-- WRITTEN REQUEST --
Set down the material below in full, matching it exactly.

>>>

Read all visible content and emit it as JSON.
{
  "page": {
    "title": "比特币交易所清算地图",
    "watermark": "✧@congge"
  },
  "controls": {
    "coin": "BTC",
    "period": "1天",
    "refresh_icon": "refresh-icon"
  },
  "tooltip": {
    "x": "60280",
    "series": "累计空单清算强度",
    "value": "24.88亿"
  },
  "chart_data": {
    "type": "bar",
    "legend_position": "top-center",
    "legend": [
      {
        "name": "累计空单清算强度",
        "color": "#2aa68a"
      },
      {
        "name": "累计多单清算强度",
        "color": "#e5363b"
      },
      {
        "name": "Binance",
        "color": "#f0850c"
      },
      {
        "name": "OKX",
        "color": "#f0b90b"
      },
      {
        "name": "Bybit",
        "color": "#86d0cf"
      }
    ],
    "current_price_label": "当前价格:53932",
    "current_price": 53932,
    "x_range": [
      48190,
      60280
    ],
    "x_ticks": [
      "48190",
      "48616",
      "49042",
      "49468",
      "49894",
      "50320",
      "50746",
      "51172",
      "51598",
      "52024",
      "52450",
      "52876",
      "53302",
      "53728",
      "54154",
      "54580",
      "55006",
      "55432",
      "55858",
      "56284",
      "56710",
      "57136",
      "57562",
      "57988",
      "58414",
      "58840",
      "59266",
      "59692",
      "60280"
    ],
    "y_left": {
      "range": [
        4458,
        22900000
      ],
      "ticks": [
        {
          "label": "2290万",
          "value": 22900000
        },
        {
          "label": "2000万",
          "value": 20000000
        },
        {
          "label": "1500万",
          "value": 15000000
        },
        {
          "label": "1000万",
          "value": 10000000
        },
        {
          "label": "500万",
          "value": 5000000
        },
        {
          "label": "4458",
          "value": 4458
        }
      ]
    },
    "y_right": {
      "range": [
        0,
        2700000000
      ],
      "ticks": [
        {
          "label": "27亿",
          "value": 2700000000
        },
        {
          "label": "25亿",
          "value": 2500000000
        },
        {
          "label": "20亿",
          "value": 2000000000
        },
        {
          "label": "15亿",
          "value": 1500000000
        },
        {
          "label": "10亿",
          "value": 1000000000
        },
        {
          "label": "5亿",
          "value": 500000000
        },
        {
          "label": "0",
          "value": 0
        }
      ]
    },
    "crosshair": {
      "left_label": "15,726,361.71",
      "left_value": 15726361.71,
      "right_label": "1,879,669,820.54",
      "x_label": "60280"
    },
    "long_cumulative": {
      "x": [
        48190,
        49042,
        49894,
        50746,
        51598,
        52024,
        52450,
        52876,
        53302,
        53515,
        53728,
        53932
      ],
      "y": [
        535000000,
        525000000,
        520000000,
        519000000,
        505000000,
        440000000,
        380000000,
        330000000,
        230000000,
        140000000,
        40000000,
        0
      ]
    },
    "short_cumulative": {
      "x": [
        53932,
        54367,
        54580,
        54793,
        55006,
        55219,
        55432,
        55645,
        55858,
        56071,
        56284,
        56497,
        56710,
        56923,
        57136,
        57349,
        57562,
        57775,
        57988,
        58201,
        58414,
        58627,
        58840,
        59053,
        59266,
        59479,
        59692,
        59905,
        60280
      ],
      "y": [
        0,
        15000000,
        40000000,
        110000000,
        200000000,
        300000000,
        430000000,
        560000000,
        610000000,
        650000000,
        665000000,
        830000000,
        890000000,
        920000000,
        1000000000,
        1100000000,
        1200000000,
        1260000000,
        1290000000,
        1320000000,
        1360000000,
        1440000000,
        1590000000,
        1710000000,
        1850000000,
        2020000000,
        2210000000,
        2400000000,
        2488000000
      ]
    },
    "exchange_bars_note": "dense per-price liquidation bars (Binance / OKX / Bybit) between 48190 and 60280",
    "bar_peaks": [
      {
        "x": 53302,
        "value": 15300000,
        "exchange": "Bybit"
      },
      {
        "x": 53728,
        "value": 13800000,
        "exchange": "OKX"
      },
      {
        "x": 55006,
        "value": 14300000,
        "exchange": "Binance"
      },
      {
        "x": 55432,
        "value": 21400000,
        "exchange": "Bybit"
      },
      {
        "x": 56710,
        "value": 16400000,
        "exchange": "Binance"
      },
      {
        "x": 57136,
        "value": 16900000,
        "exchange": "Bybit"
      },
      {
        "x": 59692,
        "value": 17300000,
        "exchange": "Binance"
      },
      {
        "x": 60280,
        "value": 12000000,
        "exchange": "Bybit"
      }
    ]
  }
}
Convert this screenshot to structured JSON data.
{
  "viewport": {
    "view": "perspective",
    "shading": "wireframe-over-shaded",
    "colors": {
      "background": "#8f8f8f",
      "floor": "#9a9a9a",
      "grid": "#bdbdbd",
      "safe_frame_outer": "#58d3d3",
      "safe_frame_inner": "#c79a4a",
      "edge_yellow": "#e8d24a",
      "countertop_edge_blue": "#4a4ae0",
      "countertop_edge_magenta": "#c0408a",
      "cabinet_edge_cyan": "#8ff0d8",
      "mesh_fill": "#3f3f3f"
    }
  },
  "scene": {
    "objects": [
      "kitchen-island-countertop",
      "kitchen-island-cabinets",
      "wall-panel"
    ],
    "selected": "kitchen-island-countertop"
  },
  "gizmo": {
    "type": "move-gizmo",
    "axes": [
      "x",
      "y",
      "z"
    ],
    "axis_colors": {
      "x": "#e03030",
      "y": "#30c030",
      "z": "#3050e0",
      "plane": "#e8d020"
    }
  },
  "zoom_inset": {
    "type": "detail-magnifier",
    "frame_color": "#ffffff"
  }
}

<<<

-- FINAL ANSWER --
Read all visible content and emit it as JSON.
{
  "page": {
    "title": "比特币交易所清算地图",
    "watermark": "✧@congge"
  },
  "controls": {
    "coin": "BTC",
    "period": "1天",
    "refresh_icon": "refresh-icon"
  },
  "tooltip": {
    "x": "60280",
    "series": "累计空单清算强度",
    "value": "24.88亿"
  },
  "chart_data": {
    "type": "bar",
    "legend_position": "top-center",
    "legend": [
      {
        "name": "累计空单清算强度",
        "color": "#2aa68a"
      },
      {
        "name": "累计多单清算强度",
        "color": "#e5363b"
      },
      {
        "name": "Binance",
        "color": "#f0850c"
      },
      {
        "name": "OKX",
        "color": "#f0b90b"
      },
      {
        "name": "Bybit",
        "color": "#86d0cf"
      }
    ],
    "current_price_label": "当前价格:53932",
    "current_price": 53932,
    "x_range": [
      48190,
      60280
    ],
    "x_ticks": [
      "48190",
      "48616",
      "49042",
      "49468",
      "49894",
      "50320",
      "50746",
      "51172",
      "51598",
      "52024",
      "52450",
      "52876",
      "53302",
      "53728",
      "54154",
      "54580",
      "55006",
      "55432",
      "55858",
      "56284",
      "56710",
      "57136",
      "57562",
      "57988",
      "58414",
      "58840",
      "59266",
      "59692",
      "60280"
    ],
    "y_left": {
      "range": [
        4458,
        22900000
      ],
      "ticks": [
        {
          "label": "2290万",
          "value": 22900000
        },
        {
          "label": "2000万",
          "value": 20000000
        },
        {
          "label": "1500万",
          "value": 15000000
        },
        {
          "label": "1000万",
          "value": 10000000
        },
        {
          "label": "500万",
          "value": 5000000
        },
        {
          "label": "4458",
          "value": 4458
        }
      ]
    },
    "y_right": {
      "range": [
        0,
        2700000000
      ],
      "ticks": [
        {
          "label": "27亿",
          "value": 2700000000
        },
        {
          "label": "25亿",
          "value": 2500000000
        },
        {
          "label": "20亿",
          "value": 2000000000
        },
        {
          "label": "15亿",
          "value": 1500000000
        },
        {
          "label": "10亿",
          "value": 1000000000
        },
        {
          "label": "5亿",
          "value": 500000000
        },
        {
          "label": "0",
          "value": 0
        }
      ]
    },
    "crosshair": {
      "left_label": "15,726,361.71",
      "left_value": 15726361.71,
      "right_label": "1,879,669,820.54",
      "x_label": "60280"
    },
    "long_cumulative": {
      "x": [
        48190,
        49042,
        49894,
        50746,
        51598,
        52024,
        52450,
        52876,
        53302,
        53515,
        53728,
        53932
      ],
      "y": [
        535000000,
        525000000,
        520000000,
        519000000,
        505000000,
        440000000,
        380000000,
        330000000,
        230000000,
        140000000,
        40000000,
        0
      ]
    },
    "short_cumulative": {
      "x": [
        53932,
        54367,
        54580,
        54793,
        55006,
        55219,
        55432,
        55645,
        55858,
        56071,
        56284,
        56497,
        56710,
        56923,
        57136,
        57349,
        57562,
        57775,
        57988,
        58201,
        58414,
        58627,
        58840,
        59053,
        59266,
        59479,
        59692,
        59905,
        60280
      ],
      "y": [
        0,
        15000000,
        40000000,
        110000000,
        200000000,
        300000000,
        430000000,
        560000000,
        610000000,
        650000000,
        665000000,
        830000000,
        890000000,
        920000000,
        1000000000,
        1100000000,
        1200000000,
        1260000000,
        1290000000,
        1320000000,
        1360000000,
        1440000000,
        1590000000,
        1710000000,
        1850000000,
        2020000000,
        2210000000,
        2400000000,
        2488000000
      ]
    },
    "exchange_bars_note": "dense per-price liquidation bars (Binance / OKX / Bybit) between 48190 and 60280",
    "bar_peaks": [
      {
        "x": 53302,
        "value": 15300000,
        "exchange": "Bybit"
      },
      {
        "x": 53728,
        "value": 13800000,
        "exchange": "OKX"
      },
      {
        "x": 55006,
        "value": 14300000,
        "exchange": "Binance"
      },
      {
        "x": 55432,
        "value": 21400000,
        "exchange": "Bybit"
      },
      {
        "x": 56710,
        "value": 16400000,
        "exchange": "Binance"
      },
      {
        "x": 57136,
        "value": 16900000,
        "exchange": "Bybit"
      },
      {
        "x": 59692,
        "value": 17300000,
        "exchange": "Binance"
      },
      {
        "x": 60280,
        "value": 12000000,
        "exchange": "Bybit"
      }
    ]
  }
}
Convert this screenshot to structured JSON data.
{
  "viewport": {
    "view": "perspective",
    "shading": "wireframe-over-shaded",
    "colors": {
      "background": "#8f8f8f",
      "floor": "#9a9a9a",
      "grid": "#bdbdbd",
      "safe_frame_outer": "#58d3d3",
      "safe_frame_inner": "#c79a4a",
      "edge_yellow": "#e8d24a",
      "countertop_edge_blue": "#4a4ae0",
      "countertop_edge_magenta": "#c0408a",
      "cabinet_edge_cyan": "#8ff0d8",
      "mesh_fill": "#3f3f3f"
    }
  },
  "scene": {
    "objects": [
      "kitchen-island-countertop",
      "kitchen-island-cabinets",
      "wall-panel"
    ],
    "selected": "kitchen-island-countertop"
  },
  "gizmo": {
    "type": "move-gizmo",
    "axes": [
      "x",
      "y",
      "z"
    ],
    "axis_colors": {
      "x": "#e03030",
      "y": "#30c030",
      "z": "#3050e0",
      "plane": "#e8d020"
    }
  },
  "zoom_inset": {
    "type": "detail-magnifier",
    "frame_color": "#ffffff"
  }
}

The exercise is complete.